- Aim of the exercise
From the material below, list every line containing "जनरल".
──────────────────────────────
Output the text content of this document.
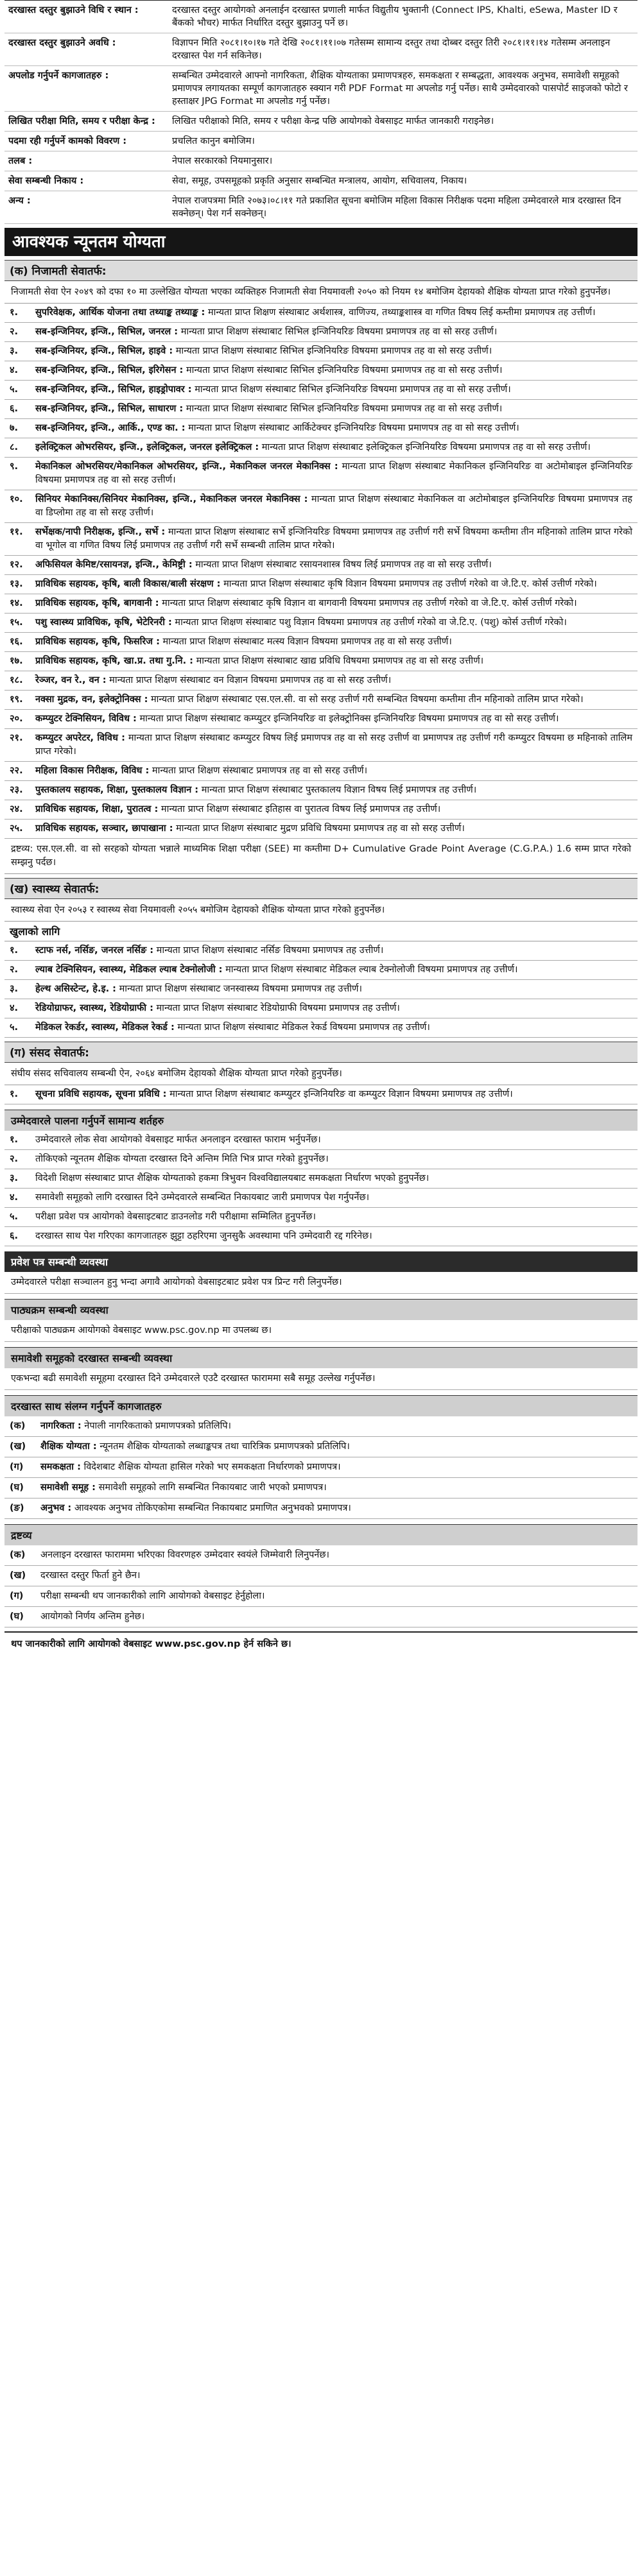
दरखास्त दस्तुर बुझाउने विधि र स्थान :	दरखास्त दस्तुर आयोगको अनलाईन दरखास्त प्रणाली मार्फत विद्युतीय भुक्तानी (Connect IPS, Khalti, eSewa, Master ID र बैंकको भौचर) मार्फत निर्धारित दस्तुर बुझाउनु पर्ने छ।
दरखास्त दस्तुर बुझाउने अवधि :	विज्ञापन मिति २०८१।१०।१७ गते देखि २०८१।११।०७ गतेसम्म सामान्य दस्तुर तथा दोब्बर दस्तुर तिरी २०८१।११।१४ गतेसम्म अनलाइन दरखास्त पेश गर्न सकिनेछ।
अपलोड गर्नुपर्ने कागजातहरु :	सम्बन्धित उम्मेदवारले आफ्नो नागरिकता, शैक्षिक योग्यताका प्रमाणपत्रहरु, समकक्षता र सम्बद्धता, आवश्यक अनुभव, समावेशी समूहको प्रमाणपत्र लगायतका सम्पूर्ण कागजातहरु स्क्यान गरी PDF Format मा अपलोड गर्नु पर्नेछ। साथै उम्मेदवारको पासपोर्ट साइजको फोटो र हस्ताक्षर JPG Format मा अपलोड गर्नु पर्नेछ।
लिखित परीक्षा मिति, समय र परीक्षा केन्द्र :	लिखित परीक्षाको मिति, समय र परीक्षा केन्द्र पछि आयोगको वेबसाइट मार्फत जानकारी गराइनेछ।
पदमा रही गर्नुपर्ने कामको विवरण :	प्रचलित कानुन बमोजिम।
तलब :	नेपाल सरकारको नियमानुसार।
सेवा सम्बन्धी निकाय :	सेवा, समूह, उपसमूहको प्रकृति अनुसार सम्बन्धित मन्त्रालय, आयोग, सचिवालय, निकाय।
अन्य :	नेपाल राजपत्रमा मिति २०७३।०८।११ गते प्रकाशित सूचना बमोजिम महिला विकास निरीक्षक पदमा महिला उम्मेदवारले मात्र दरखास्त दिन सक्नेछन्। पेश गर्न सक्नेछन्।
आवश्यक न्यूनतम योग्यता
(क) निजामती सेवातर्फ:
निजामती सेवा ऐन २०४९ को दफा १० मा उल्लेखित योग्यता भएका व्यक्तिहरु निजामती सेवा नियमावली २०५० को नियम १४ बमोजिम देहायको शैक्षिक योग्यता प्राप्त गरेको हुनुपर्नेछ।
१.	सुपरिवेक्षक, आर्थिक योजना तथा तथ्याङ्क तथ्याङ्क : मान्यता प्राप्त शिक्षण संस्थाबाट अर्थशास्त्र, वाणिज्य, तथ्याङ्कशास्त्र वा गणित विषय लिई कम्तीमा प्रमाणपत्र तह उत्तीर्ण।
२.	सब-इन्जिनियर, इन्जि., सिभिल, जनरल : मान्यता प्राप्त शिक्षण संस्थाबाट सिभिल इन्जिनियरिङ विषयमा प्रमाणपत्र तह वा सो सरह उत्तीर्ण।
३.	सब-इन्जिनियर, इन्जि., सिभिल, हाइवे : मान्यता प्राप्त शिक्षण संस्थाबाट सिभिल इन्जिनियरिङ विषयमा प्रमाणपत्र तह वा सो सरह उत्तीर्ण।
४.	सब-इन्जिनियर, इन्जि., सिभिल, इरिगेसन : मान्यता प्राप्त शिक्षण संस्थाबाट सिभिल इन्जिनियरिङ विषयमा प्रमाणपत्र तह वा सो सरह उत्तीर्ण।
५.	सब-इन्जिनियर, इन्जि., सिभिल, हाइड्रोपावर : मान्यता प्राप्त शिक्षण संस्थाबाट सिभिल इन्जिनियरिङ विषयमा प्रमाणपत्र तह वा सो सरह उत्तीर्ण।
६.	सब-इन्जिनियर, इन्जि., सिभिल, साधारण : मान्यता प्राप्त शिक्षण संस्थाबाट सिभिल इन्जिनियरिङ विषयमा प्रमाणपत्र तह वा सो सरह उत्तीर्ण।
७.	सब-इन्जिनियर, इन्जि., आर्कि., एण्ड का. : मान्यता प्राप्त शिक्षण संस्थाबाट आर्किटेक्चर इन्जिनियरिङ विषयमा प्रमाणपत्र तह वा सो सरह उत्तीर्ण।
८.	इलेक्ट्रिकल ओभरसियर, इन्जि., इलेक्ट्रिकल, जनरल इलेक्ट्रिकल : मान्यता प्राप्त शिक्षण संस्थाबाट इलेक्ट्रिकल इन्जिनियरिङ विषयमा प्रमाणपत्र तह वा सो सरह उत्तीर्ण।
९.	मेकानिकल ओभरसियर/मेकानिकल ओभरसियर, इन्जि., मेकानिकल जनरल मेकानिक्स : मान्यता प्राप्त शिक्षण संस्थाबाट मेकानिकल इन्जिनियरिङ वा अटोमोबाइल इन्जिनियरिङ विषयमा प्रमाणपत्र तह वा सो सरह उत्तीर्ण।
१०.	सिनियर मेकानिक्स/सिनियर मेकानिक्स, इन्जि., मेकानिकल जनरल मेकानिक्स : मान्यता प्राप्त शिक्षण संस्थाबाट मेकानिकल वा अटोमोबाइल इन्जिनियरिङ विषयमा प्रमाणपत्र तह वा डिप्लोमा तह वा सो सरह उत्तीर्ण।
११.	सर्भेक्षक/नापी निरीक्षक, इन्जि., सर्भे : मान्यता प्राप्त शिक्षण संस्थाबाट सर्भे इन्जिनियरिङ विषयमा प्रमाणपत्र तह उत्तीर्ण गरी सर्भे विषयमा कम्तीमा तीन महिनाको तालिम प्राप्त गरेको वा भूगोल वा गणित विषय लिई प्रमाणपत्र तह उत्तीर्ण गरी सर्भे सम्बन्धी तालिम प्राप्त गरेको।
१२.	अफिसियल केमिष्ट/रसायनज्ञ, इन्जि., केमिष्ट्री : मान्यता प्राप्त शिक्षण संस्थाबाट रसायनशास्त्र विषय लिई प्रमाणपत्र तह वा सो सरह उत्तीर्ण।
१३.	प्राविधिक सहायक, कृषि, बाली विकास/बाली संरक्षण : मान्यता प्राप्त शिक्षण संस्थाबाट कृषि विज्ञान विषयमा प्रमाणपत्र तह उत्तीर्ण गरेको वा जे.टि.ए. कोर्स उत्तीर्ण गरेको।
१४.	प्राविधिक सहायक, कृषि, बागवानी : मान्यता प्राप्त शिक्षण संस्थाबाट कृषि विज्ञान वा बागवानी विषयमा प्रमाणपत्र तह उत्तीर्ण गरेको वा जे.टि.ए. कोर्स उत्तीर्ण गरेको।
१५.	पशु स्वास्थ्य प्राविधिक, कृषि, भेटेरिनरी : मान्यता प्राप्त शिक्षण संस्थाबाट पशु विज्ञान विषयमा प्रमाणपत्र तह उत्तीर्ण गरेको वा जे.टि.ए. (पशु) कोर्स उत्तीर्ण गरेको।
१६.	प्राविधिक सहायक, कृषि, फिसरिज : मान्यता प्राप्त शिक्षण संस्थाबाट मत्स्य विज्ञान विषयमा प्रमाणपत्र तह वा सो सरह उत्तीर्ण।
१७.	प्राविधिक सहायक, कृषि, खा.प्र. तथा गु.नि. : मान्यता प्राप्त शिक्षण संस्थाबाट खाद्य प्रविधि विषयमा प्रमाणपत्र तह वा सो सरह उत्तीर्ण।
१८.	रेञ्जर, वन रे., वन : मान्यता प्राप्त शिक्षण संस्थाबाट वन विज्ञान विषयमा प्रमाणपत्र तह वा सो सरह उत्तीर्ण।
१९.	नक्सा मुद्रक, वन, इलेक्ट्रोनिक्स : मान्यता प्राप्त शिक्षण संस्थाबाट एस.एल.सी. वा सो सरह उत्तीर्ण गरी सम्बन्धित विषयमा कम्तीमा तीन महिनाको तालिम प्राप्त गरेको।
२०.	कम्प्युटर टेक्निसियन, विविध : मान्यता प्राप्त शिक्षण संस्थाबाट कम्प्युटर इन्जिनियरिङ वा इलेक्ट्रोनिक्स इन्जिनियरिङ विषयमा प्रमाणपत्र तह वा सो सरह उत्तीर्ण।
२१.	कम्प्युटर अपरेटर, विविध : मान्यता प्राप्त शिक्षण संस्थाबाट कम्प्युटर विषय लिई प्रमाणपत्र तह वा सो सरह उत्तीर्ण वा प्रमाणपत्र तह उत्तीर्ण गरी कम्प्युटर विषयमा छ महिनाको तालिम प्राप्त गरेको।
२२.	महिला विकास निरीक्षक, विविध : मान्यता प्राप्त शिक्षण संस्थाबाट प्रमाणपत्र तह वा सो सरह उत्तीर्ण।
२३.	पुस्तकालय सहायक, शिक्षा, पुस्तकालय विज्ञान : मान्यता प्राप्त शिक्षण संस्थाबाट पुस्तकालय विज्ञान विषय लिई प्रमाणपत्र तह उत्तीर्ण।
२४.	प्राविधिक सहायक, शिक्षा, पुरातत्व : मान्यता प्राप्त शिक्षण संस्थाबाट इतिहास वा पुरातत्व विषय लिई प्रमाणपत्र तह उत्तीर्ण।
२५.	प्राविधिक सहायक, सञ्चार, छापाखाना : मान्यता प्राप्त शिक्षण संस्थाबाट मुद्रण प्रविधि विषयमा प्रमाणपत्र तह वा सो सरह उत्तीर्ण।
द्रष्टव्य: एस.एल.सी. वा सो सरहको योग्यता भन्नाले माध्यमिक शिक्षा परीक्षा (SEE) मा कम्तीमा D+ Cumulative Grade Point Average (C.G.P.A.) 1.6 सम्म प्राप्त गरेको सम्झनु पर्दछ।
(ख) स्वास्थ्य सेवातर्फ:
स्वास्थ्य सेवा ऐन २०५३ र स्वास्थ्य सेवा नियमावली २०५५ बमोजिम देहायको शैक्षिक योग्यता प्राप्त गरेको हुनुपर्नेछ।
खुलाको लागि
१.	स्टाफ नर्स, नर्सिङ, जनरल नर्सिङ : मान्यता प्राप्त शिक्षण संस्थाबाट नर्सिङ विषयमा प्रमाणपत्र तह उत्तीर्ण।
२.	ल्याब टेक्निसियन, स्वास्थ्य, मेडिकल ल्याब टेक्नोलोजी : मान्यता प्राप्त शिक्षण संस्थाबाट मेडिकल ल्याब टेक्नोलोजी विषयमा प्रमाणपत्र तह उत्तीर्ण।
३.	हेल्थ असिस्टेन्ट, हे.इ. : मान्यता प्राप्त शिक्षण संस्थाबाट जनस्वास्थ्य विषयमा प्रमाणपत्र तह उत्तीर्ण।
४.	रेडियोग्राफर, स्वास्थ्य, रेडियोग्राफी : मान्यता प्राप्त शिक्षण संस्थाबाट रेडियोग्राफी विषयमा प्रमाणपत्र तह उत्तीर्ण।
५.	मेडिकल रेकर्डर, स्वास्थ्य, मेडिकल रेकर्ड : मान्यता प्राप्त शिक्षण संस्थाबाट मेडिकल रेकर्ड विषयमा प्रमाणपत्र तह उत्तीर्ण।
(ग) संसद सेवातर्फ:
संघीय संसद सचिवालय सम्बन्धी ऐन, २०६४ बमोजिम देहायको शैक्षिक योग्यता प्राप्त गरेको हुनुपर्नेछ।
१.	सूचना प्रविधि सहायक, सूचना प्रविधि : मान्यता प्राप्त शिक्षण संस्थाबाट कम्प्युटर इन्जिनियरिङ वा कम्प्युटर विज्ञान विषयमा प्रमाणपत्र तह उत्तीर्ण।
उम्मेदवारले पालना गर्नुपर्ने सामान्य शर्तहरु
१.	उम्मेदवारले लोक सेवा आयोगको वेबसाइट मार्फत अनलाइन दरखास्त फाराम भर्नुपर्नेछ।
२.	तोकिएको न्यूनतम शैक्षिक योग्यता दरखास्त दिने अन्तिम मिति भित्र प्राप्त गरेको हुनुपर्नेछ।
३.	विदेशी शिक्षण संस्थाबाट प्राप्त शैक्षिक योग्यताको हकमा त्रिभुवन विश्वविद्यालयबाट समकक्षता निर्धारण भएको हुनुपर्नेछ।
४.	समावेशी समूहको लागि दरखास्त दिने उम्मेदवारले सम्बन्धित निकायबाट जारी प्रमाणपत्र पेश गर्नुपर्नेछ।
५.	परीक्षा प्रवेश पत्र आयोगको वेबसाइटबाट डाउनलोड गरी परीक्षामा सम्मिलित हुनुपर्नेछ।
६.	दरखास्त साथ पेश गरिएका कागजातहरु झुट्टा ठहरिएमा जुनसुकै अवस्थामा पनि उम्मेदवारी रद्द गरिनेछ।
प्रवेश पत्र सम्बन्धी व्यवस्था
उम्मेदवारले परीक्षा सञ्चालन हुनु भन्दा अगावै आयोगको वेबसाइटबाट प्रवेश पत्र प्रिन्ट गरी लिनुपर्नेछ।
पाठ्यक्रम सम्बन्धी व्यवस्था
परीक्षाको पाठ्यक्रम आयोगको वेबसाइट www.psc.gov.np मा उपलब्ध छ।
समावेशी समूहको दरखास्त सम्बन्धी व्यवस्था
एकभन्दा बढी समावेशी समूहमा दरखास्त दिने उम्मेदवारले एउटै दरखास्त फाराममा सबै समूह उल्लेख गर्नुपर्नेछ।
दरखास्त साथ संलग्न गर्नुपर्ने कागजातहरु
(क)	नागरिकता : नेपाली नागरिकताको प्रमाणपत्रको प्रतिलिपि।
(ख)	शैक्षिक योग्यता : न्यूनतम शैक्षिक योग्यताको लब्धाङ्कपत्र तथा चारित्रिक प्रमाणपत्रको प्रतिलिपि।
(ग)	समकक्षता : विदेशबाट शैक्षिक योग्यता हासिल गरेको भए समकक्षता निर्धारणको प्रमाणपत्र।
(घ)	समावेशी समूह : समावेशी समूहको लागि सम्बन्धित निकायबाट जारी भएको प्रमाणपत्र।
(ङ)	अनुभव : आवश्यक अनुभव तोकिएकोमा सम्बन्धित निकायबाट प्रमाणित अनुभवको प्रमाणपत्र।
द्रष्टव्य
(क)	अनलाइन दरखास्त फाराममा भरिएका विवरणहरु उम्मेदवार स्वयंले जिम्मेवारी लिनुपर्नेछ।
(ख)	दरखास्त दस्तुर फिर्ता हुने छैन।
(ग)	परीक्षा सम्बन्धी थप जानकारीको लागि आयोगको वेबसाइट हेर्नुहोला।
(घ)	आयोगको निर्णय अन्तिम हुनेछ।
थप जानकारीको लागि आयोगको वेबसाइट www.psc.gov.np हेर्न सकिने छ।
──────────────────────────────
- Solution for this task
२.	सब-इन्जिनियर, इन्जि., सिभिल, जनरल : मान्यता प्राप्त शिक्षण संस्थाबाट सिभिल इन्जिनियरिङ विषयमा प्रमाणपत्र तह वा सो सरह उत्तीर्ण।
८.	इलेक्ट्रिकल ओभरसियर, इन्जि., इलेक्ट्रिकल, जनरल इलेक्ट्रिकल : मान्यता प्राप्त शिक्षण संस्थाबाट इलेक्ट्रिकल इन्जिनियरिङ विषयमा प्रमाणपत्र तह वा सो सरह उत्तीर्ण।
९.	मेकानिकल ओभरसियर/मेकानिकल ओभरसियर, इन्जि., मेकानिकल जनरल मेकानिक्स : मान्यता प्राप्त शिक्षण संस्थाबाट मेकानिकल इन्जिनियरिङ वा अटोमोबाइल इन्जिनियरिङ विषयमा प्रमाणपत्र तह वा सो सरह उत्तीर्ण।
१०.	सिनियर मेकानिक्स/सिनियर मेकानिक्स, इन्जि., मेकानिकल जनरल मेकानिक्स : मान्यता प्राप्त शिक्षण संस्थाबाट मेकानिकल वा अटोमोबाइल इन्जिनियरिङ विषयमा प्रमाणपत्र तह वा डिप्लोमा तह वा सो सरह उत्तीर्ण।
१.	स्टाफ नर्स, नर्सिङ, जनरल नर्सिङ : मान्यता प्राप्त शिक्षण संस्थाबाट नर्सिङ विषयमा प्रमाणपत्र तह उत्तीर्ण।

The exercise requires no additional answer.